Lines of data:
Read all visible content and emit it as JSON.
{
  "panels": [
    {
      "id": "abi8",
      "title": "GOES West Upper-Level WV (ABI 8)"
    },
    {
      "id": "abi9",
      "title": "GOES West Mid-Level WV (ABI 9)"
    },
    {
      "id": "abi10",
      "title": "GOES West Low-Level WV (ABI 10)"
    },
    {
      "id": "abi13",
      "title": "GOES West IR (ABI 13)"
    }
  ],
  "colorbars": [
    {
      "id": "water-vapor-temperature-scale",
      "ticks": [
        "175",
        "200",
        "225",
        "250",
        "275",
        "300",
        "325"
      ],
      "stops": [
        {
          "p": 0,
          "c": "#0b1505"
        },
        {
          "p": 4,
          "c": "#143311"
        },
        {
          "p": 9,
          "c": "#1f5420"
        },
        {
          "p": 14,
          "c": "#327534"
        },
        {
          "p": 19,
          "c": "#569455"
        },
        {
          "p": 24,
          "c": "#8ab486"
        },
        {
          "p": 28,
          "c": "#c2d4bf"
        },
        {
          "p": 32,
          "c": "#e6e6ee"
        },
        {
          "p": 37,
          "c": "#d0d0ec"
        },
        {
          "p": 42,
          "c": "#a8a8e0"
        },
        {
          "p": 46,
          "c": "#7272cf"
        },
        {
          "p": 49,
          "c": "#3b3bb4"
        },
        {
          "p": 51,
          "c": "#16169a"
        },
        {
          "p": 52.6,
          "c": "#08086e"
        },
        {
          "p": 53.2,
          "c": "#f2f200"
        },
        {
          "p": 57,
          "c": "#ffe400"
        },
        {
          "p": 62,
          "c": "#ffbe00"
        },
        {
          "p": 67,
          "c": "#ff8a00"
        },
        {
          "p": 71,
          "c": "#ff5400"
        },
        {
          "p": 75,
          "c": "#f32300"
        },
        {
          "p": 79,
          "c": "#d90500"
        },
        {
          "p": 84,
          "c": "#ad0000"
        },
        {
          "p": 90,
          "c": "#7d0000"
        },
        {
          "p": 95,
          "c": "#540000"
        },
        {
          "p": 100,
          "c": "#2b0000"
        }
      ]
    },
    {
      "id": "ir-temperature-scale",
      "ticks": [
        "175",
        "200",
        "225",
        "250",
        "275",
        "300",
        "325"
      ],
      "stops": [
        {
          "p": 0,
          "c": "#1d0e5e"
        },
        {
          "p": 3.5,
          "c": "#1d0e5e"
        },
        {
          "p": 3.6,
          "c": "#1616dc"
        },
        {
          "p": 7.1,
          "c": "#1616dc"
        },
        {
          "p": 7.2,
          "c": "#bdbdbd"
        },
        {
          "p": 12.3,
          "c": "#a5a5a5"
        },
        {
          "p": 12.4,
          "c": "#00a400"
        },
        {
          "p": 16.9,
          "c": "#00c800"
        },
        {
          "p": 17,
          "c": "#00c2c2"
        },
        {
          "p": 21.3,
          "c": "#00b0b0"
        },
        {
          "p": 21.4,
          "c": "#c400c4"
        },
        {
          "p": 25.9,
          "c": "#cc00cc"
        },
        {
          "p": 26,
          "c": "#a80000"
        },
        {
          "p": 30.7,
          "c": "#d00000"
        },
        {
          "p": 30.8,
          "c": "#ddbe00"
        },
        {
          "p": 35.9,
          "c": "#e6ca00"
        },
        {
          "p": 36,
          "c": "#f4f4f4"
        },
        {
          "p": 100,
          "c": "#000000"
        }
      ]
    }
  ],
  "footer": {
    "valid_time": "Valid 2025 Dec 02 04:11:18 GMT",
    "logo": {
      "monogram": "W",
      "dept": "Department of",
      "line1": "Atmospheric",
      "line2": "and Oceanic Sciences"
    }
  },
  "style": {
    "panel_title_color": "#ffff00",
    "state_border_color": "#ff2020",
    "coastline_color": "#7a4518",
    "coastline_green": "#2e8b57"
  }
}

Your instructions: Print the complete listing again, exactly as it stands.

Finished exercise:
Read all visible content and emit it as JSON.
{
  "panels": [
    {
      "id": "abi8",
      "title": "GOES West Upper-Level WV (ABI 8)"
    },
    {
      "id": "abi9",
      "title": "GOES West Mid-Level WV (ABI 9)"
    },
    {
      "id": "abi10",
      "title": "GOES West Low-Level WV (ABI 10)"
    },
    {
      "id": "abi13",
      "title": "GOES West IR (ABI 13)"
    }
  ],
  "colorbars": [
    {
      "id": "water-vapor-temperature-scale",
      "ticks": [
        "175",
        "200",
        "225",
        "250",
        "275",
        "300",
        "325"
      ],
      "stops": [
        {
          "p": 0,
          "c": "#0b1505"
        },
        {
          "p": 4,
          "c": "#143311"
        },
        {
          "p": 9,
          "c": "#1f5420"
        },
        {
          "p": 14,
          "c": "#327534"
        },
        {
          "p": 19,
          "c": "#569455"
        },
        {
          "p": 24,
          "c": "#8ab486"
        },
        {
          "p": 28,
          "c": "#c2d4bf"
        },
        {
          "p": 32,
          "c": "#e6e6ee"
        },
        {
          "p": 37,
          "c": "#d0d0ec"
        },
        {
          "p": 42,
          "c": "#a8a8e0"
        },
        {
          "p": 46,
          "c": "#7272cf"
        },
        {
          "p": 49,
          "c": "#3b3bb4"
        },
        {
          "p": 51,
          "c": "#16169a"
        },
        {
          "p": 52.6,
          "c": "#08086e"
        },
        {
          "p": 53.2,
          "c": "#f2f200"
        },
        {
          "p": 57,
          "c": "#ffe400"
        },
        {
          "p": 62,
          "c": "#ffbe00"
        },
        {
          "p": 67,
          "c": "#ff8a00"
        },
        {
          "p": 71,
          "c": "#ff5400"
        },
        {
          "p": 75,
          "c": "#f32300"
        },
        {
          "p": 79,
          "c": "#d90500"
        },
        {
          "p": 84,
          "c": "#ad0000"
        },
        {
          "p": 90,
          "c": "#7d0000"
        },
        {
          "p": 95,
          "c": "#540000"
        },
        {
          "p": 100,
          "c": "#2b0000"
        }
      ]
    },
    {
      "id": "ir-temperature-scale",
      "ticks": [
        "175",
        "200",
        "225",
        "250",
        "275",
        "300",
        "325"
      ],
      "stops": [
        {
          "p": 0,
          "c": "#1d0e5e"
        },
        {
          "p": 3.5,
          "c": "#1d0e5e"
        },
        {
          "p": 3.6,
          "c": "#1616dc"
        },
        {
          "p": 7.1,
          "c": "#1616dc"
        },
        {
          "p": 7.2,
          "c": "#bdbdbd"
        },
        {
          "p": 12.3,
          "c": "#a5a5a5"
        },
        {
          "p": 12.4,
          "c": "#00a400"
        },
        {
          "p": 16.9,
          "c": "#00c800"
        },
        {
          "p": 17,
          "c": "#00c2c2"
        },
        {
          "p": 21.3,
          "c": "#00b0b0"
        },
        {
          "p": 21.4,
          "c": "#c400c4"
        },
        {
          "p": 25.9,
          "c": "#cc00cc"
        },
        {
          "p": 26,
          "c": "#a80000"
        },
        {
          "p": 30.7,
          "c": "#d00000"
        },
        {
          "p": 30.8,
          "c": "#ddbe00"
        },
        {
          "p": 35.9,
          "c": "#e6ca00"
        },
        {
          "p": 36,
          "c": "#f4f4f4"
        },
        {
          "p": 100,
          "c": "#000000"
        }
      ]
    }
  ],
  "footer": {
    "valid_time": "Valid 2025 Dec 02 04:11:18 GMT",
    "logo": {
      "monogram": "W",
      "dept": "Department of",
      "line1": "Atmospheric",
      "line2": "and Oceanic Sciences"
    }
  },
  "style": {
    "panel_title_color": "#ffff00",
    "state_border_color": "#ff2020",
    "coastline_color": "#7a4518",
    "coastline_green": "#2e8b57"
  }
}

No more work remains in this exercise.